- [DATA EXCERPTS]
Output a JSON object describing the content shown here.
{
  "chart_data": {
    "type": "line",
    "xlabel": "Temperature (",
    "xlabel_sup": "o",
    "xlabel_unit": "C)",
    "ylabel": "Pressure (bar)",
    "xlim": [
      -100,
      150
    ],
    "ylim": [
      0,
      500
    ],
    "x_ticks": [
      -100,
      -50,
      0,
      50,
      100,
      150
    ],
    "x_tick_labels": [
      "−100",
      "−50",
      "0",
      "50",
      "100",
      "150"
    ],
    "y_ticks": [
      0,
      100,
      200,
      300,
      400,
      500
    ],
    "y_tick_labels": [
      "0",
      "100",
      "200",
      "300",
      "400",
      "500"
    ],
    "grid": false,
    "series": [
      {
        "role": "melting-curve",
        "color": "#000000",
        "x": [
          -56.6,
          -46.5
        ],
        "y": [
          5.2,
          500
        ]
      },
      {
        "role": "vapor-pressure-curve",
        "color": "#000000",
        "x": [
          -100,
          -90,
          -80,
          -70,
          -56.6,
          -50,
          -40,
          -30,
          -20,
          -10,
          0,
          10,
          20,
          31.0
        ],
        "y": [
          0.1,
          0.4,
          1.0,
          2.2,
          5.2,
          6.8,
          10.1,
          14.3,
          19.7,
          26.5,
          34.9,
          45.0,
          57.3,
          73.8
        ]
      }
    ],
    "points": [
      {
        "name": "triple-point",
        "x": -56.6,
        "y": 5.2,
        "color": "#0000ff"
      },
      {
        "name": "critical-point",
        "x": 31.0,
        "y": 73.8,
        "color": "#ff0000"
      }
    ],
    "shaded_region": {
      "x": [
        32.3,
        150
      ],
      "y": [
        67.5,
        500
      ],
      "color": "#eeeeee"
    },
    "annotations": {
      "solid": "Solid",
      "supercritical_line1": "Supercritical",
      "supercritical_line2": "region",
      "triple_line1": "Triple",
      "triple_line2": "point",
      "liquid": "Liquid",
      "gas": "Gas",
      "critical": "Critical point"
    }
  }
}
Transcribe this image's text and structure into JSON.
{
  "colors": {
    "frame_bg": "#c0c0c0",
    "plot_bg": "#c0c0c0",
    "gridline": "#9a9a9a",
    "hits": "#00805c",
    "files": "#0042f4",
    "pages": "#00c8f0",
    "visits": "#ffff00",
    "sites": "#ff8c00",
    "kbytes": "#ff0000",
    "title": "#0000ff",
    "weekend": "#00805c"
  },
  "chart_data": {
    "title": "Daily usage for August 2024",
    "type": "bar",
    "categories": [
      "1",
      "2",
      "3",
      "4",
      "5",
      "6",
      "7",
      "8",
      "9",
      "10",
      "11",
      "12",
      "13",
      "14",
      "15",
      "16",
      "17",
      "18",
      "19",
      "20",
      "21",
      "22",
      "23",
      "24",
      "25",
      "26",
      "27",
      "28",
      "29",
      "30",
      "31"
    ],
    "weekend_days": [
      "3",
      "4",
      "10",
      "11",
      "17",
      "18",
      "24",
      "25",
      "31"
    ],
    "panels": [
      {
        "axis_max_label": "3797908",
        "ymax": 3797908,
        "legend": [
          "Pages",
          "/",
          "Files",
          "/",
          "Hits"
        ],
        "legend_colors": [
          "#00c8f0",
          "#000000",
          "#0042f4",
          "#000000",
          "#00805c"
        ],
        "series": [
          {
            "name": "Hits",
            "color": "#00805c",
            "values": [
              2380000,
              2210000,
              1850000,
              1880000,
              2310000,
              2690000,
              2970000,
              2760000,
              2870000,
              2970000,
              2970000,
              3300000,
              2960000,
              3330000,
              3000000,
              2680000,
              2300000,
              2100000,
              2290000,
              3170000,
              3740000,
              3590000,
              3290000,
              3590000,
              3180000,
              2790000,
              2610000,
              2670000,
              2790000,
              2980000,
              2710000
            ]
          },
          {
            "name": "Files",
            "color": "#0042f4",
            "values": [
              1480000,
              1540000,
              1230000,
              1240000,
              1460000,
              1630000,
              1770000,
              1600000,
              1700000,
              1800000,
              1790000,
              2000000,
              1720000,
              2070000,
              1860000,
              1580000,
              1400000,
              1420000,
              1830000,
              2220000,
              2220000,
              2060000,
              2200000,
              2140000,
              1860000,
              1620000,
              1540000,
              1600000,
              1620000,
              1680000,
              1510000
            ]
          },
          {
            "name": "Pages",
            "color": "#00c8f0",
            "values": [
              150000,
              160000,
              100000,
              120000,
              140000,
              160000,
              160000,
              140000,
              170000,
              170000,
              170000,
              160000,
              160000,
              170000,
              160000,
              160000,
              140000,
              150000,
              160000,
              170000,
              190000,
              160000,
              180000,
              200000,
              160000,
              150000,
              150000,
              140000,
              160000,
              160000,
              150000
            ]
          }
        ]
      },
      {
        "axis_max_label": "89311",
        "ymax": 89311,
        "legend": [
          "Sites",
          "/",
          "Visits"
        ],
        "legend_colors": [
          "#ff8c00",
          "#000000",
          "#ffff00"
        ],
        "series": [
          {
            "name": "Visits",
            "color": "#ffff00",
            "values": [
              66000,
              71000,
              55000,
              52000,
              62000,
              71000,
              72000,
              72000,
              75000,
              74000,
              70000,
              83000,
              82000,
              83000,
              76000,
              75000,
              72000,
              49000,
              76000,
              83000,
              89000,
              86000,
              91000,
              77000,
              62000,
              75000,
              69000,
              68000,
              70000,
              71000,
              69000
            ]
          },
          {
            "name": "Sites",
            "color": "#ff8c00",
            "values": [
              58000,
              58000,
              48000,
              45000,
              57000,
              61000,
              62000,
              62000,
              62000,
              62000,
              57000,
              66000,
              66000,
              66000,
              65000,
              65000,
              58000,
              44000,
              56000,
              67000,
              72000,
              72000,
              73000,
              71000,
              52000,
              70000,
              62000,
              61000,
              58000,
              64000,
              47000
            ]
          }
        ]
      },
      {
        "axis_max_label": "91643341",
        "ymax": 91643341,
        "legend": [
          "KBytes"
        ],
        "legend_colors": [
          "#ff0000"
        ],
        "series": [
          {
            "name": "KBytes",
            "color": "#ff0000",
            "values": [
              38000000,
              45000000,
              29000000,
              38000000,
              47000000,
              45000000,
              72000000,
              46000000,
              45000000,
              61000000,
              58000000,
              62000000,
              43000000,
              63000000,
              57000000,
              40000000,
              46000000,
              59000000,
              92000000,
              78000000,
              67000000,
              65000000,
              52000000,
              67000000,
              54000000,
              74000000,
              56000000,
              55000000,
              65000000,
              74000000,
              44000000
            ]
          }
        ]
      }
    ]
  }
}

- [TASK GOAL] Set down the listing in full, keeping every word exactly as it is.

- [RESULT OF THIS EXERCISE]
Output a JSON object describing the content shown here.
{
  "chart_data": {
    "type": "line",
    "xlabel": "Temperature (",
    "xlabel_sup": "o",
    "xlabel_unit": "C)",
    "ylabel": "Pressure (bar)",
    "xlim": [
      -100,
      150
    ],
    "ylim": [
      0,
      500
    ],
    "x_ticks": [
      -100,
      -50,
      0,
      50,
      100,
      150
    ],
    "x_tick_labels": [
      "−100",
      "−50",
      "0",
      "50",
      "100",
      "150"
    ],
    "y_ticks": [
      0,
      100,
      200,
      300,
      400,
      500
    ],
    "y_tick_labels": [
      "0",
      "100",
      "200",
      "300",
      "400",
      "500"
    ],
    "grid": false,
    "series": [
      {
        "role": "melting-curve",
        "color": "#000000",
        "x": [
          -56.6,
          -46.5
        ],
        "y": [
          5.2,
          500
        ]
      },
      {
        "role": "vapor-pressure-curve",
        "color": "#000000",
        "x": [
          -100,
          -90,
          -80,
          -70,
          -56.6,
          -50,
          -40,
          -30,
          -20,
          -10,
          0,
          10,
          20,
          31.0
        ],
        "y": [
          0.1,
          0.4,
          1.0,
          2.2,
          5.2,
          6.8,
          10.1,
          14.3,
          19.7,
          26.5,
          34.9,
          45.0,
          57.3,
          73.8
        ]
      }
    ],
    "points": [
      {
        "name": "triple-point",
        "x": -56.6,
        "y": 5.2,
        "color": "#0000ff"
      },
      {
        "name": "critical-point",
        "x": 31.0,
        "y": 73.8,
        "color": "#ff0000"
      }
    ],
    "shaded_region": {
      "x": [
        32.3,
        150
      ],
      "y": [
        67.5,
        500
      ],
      "color": "#eeeeee"
    },
    "annotations": {
      "solid": "Solid",
      "supercritical_line1": "Supercritical",
      "supercritical_line2": "region",
      "triple_line1": "Triple",
      "triple_line2": "point",
      "liquid": "Liquid",
      "gas": "Gas",
      "critical": "Critical point"
    }
  }
}
Transcribe this image's text and structure into JSON.
{
  "colors": {
    "frame_bg": "#c0c0c0",
    "plot_bg": "#c0c0c0",
    "gridline": "#9a9a9a",
    "hits": "#00805c",
    "files": "#0042f4",
    "pages": "#00c8f0",
    "visits": "#ffff00",
    "sites": "#ff8c00",
    "kbytes": "#ff0000",
    "title": "#0000ff",
    "weekend": "#00805c"
  },
  "chart_data": {
    "title": "Daily usage for August 2024",
    "type": "bar",
    "categories": [
      "1",
      "2",
      "3",
      "4",
      "5",
      "6",
      "7",
      "8",
      "9",
      "10",
      "11",
      "12",
      "13",
      "14",
      "15",
      "16",
      "17",
      "18",
      "19",
      "20",
      "21",
      "22",
      "23",
      "24",
      "25",
      "26",
      "27",
      "28",
      "29",
      "30",
      "31"
    ],
    "weekend_days": [
      "3",
      "4",
      "10",
      "11",
      "17",
      "18",
      "24",
      "25",
      "31"
    ],
    "panels": [
      {
        "axis_max_label": "3797908",
        "ymax": 3797908,
        "legend": [
          "Pages",
          "/",
          "Files",
          "/",
          "Hits"
        ],
        "legend_colors": [
          "#00c8f0",
          "#000000",
          "#0042f4",
          "#000000",
          "#00805c"
        ],
        "series": [
          {
            "name": "Hits",
            "color": "#00805c",
            "values": [
              2380000,
              2210000,
              1850000,
              1880000,
              2310000,
              2690000,
              2970000,
              2760000,
              2870000,
              2970000,
              2970000,
              3300000,
              2960000,
              3330000,
              3000000,
              2680000,
              2300000,
              2100000,
              2290000,
              3170000,
              3740000,
              3590000,
              3290000,
              3590000,
              3180000,
              2790000,
              2610000,
              2670000,
              2790000,
              2980000,
              2710000
            ]
          },
          {
            "name": "Files",
            "color": "#0042f4",
            "values": [
              1480000,
              1540000,
              1230000,
              1240000,
              1460000,
              1630000,
              1770000,
              1600000,
              1700000,
              1800000,
              1790000,
              2000000,
              1720000,
              2070000,
              1860000,
              1580000,
              1400000,
              1420000,
              1830000,
              2220000,
              2220000,
              2060000,
              2200000,
              2140000,
              1860000,
              1620000,
              1540000,
              1600000,
              1620000,
              1680000,
              1510000
            ]
          },
          {
            "name": "Pages",
            "color": "#00c8f0",
            "values": [
              150000,
              160000,
              100000,
              120000,
              140000,
              160000,
              160000,
              140000,
              170000,
              170000,
              170000,
              160000,
              160000,
              170000,
              160000,
              160000,
              140000,
              150000,
              160000,
              170000,
              190000,
              160000,
              180000,
              200000,
              160000,
              150000,
              150000,
              140000,
              160000,
              160000,
              150000
            ]
          }
        ]
      },
      {
        "axis_max_label": "89311",
        "ymax": 89311,
        "legend": [
          "Sites",
          "/",
          "Visits"
        ],
        "legend_colors": [
          "#ff8c00",
          "#000000",
          "#ffff00"
        ],
        "series": [
          {
            "name": "Visits",
            "color": "#ffff00",
            "values": [
              66000,
              71000,
              55000,
              52000,
              62000,
              71000,
              72000,
              72000,
              75000,
              74000,
              70000,
              83000,
              82000,
              83000,
              76000,
              75000,
              72000,
              49000,
              76000,
              83000,
              89000,
              86000,
              91000,
              77000,
              62000,
              75000,
              69000,
              68000,
              70000,
              71000,
              69000
            ]
          },
          {
            "name": "Sites",
            "color": "#ff8c00",
            "values": [
              58000,
              58000,
              48000,
              45000,
              57000,
              61000,
              62000,
              62000,
              62000,
              62000,
              57000,
              66000,
              66000,
              66000,
              65000,
              65000,
              58000,
              44000,
              56000,
              67000,
              72000,
              72000,
              73000,
              71000,
              52000,
              70000,
              62000,
              61000,
              58000,
              64000,
              47000
            ]
          }
        ]
      },
      {
        "axis_max_label": "91643341",
        "ymax": 91643341,
        "legend": [
          "KBytes"
        ],
        "legend_colors": [
          "#ff0000"
        ],
        "series": [
          {
            "name": "KBytes",
            "color": "#ff0000",
            "values": [
              38000000,
              45000000,
              29000000,
              38000000,
              47000000,
              45000000,
              72000000,
              46000000,
              45000000,
              61000000,
              58000000,
              62000000,
              43000000,
              63000000,
              57000000,
              40000000,
              46000000,
              59000000,
              92000000,
              78000000,
              67000000,
              65000000,
              52000000,
              67000000,
              54000000,
              74000000,
              56000000,
              55000000,
              65000000,
              74000000,
              44000000
            ]
          }
        ]
      }
    ]
  }
}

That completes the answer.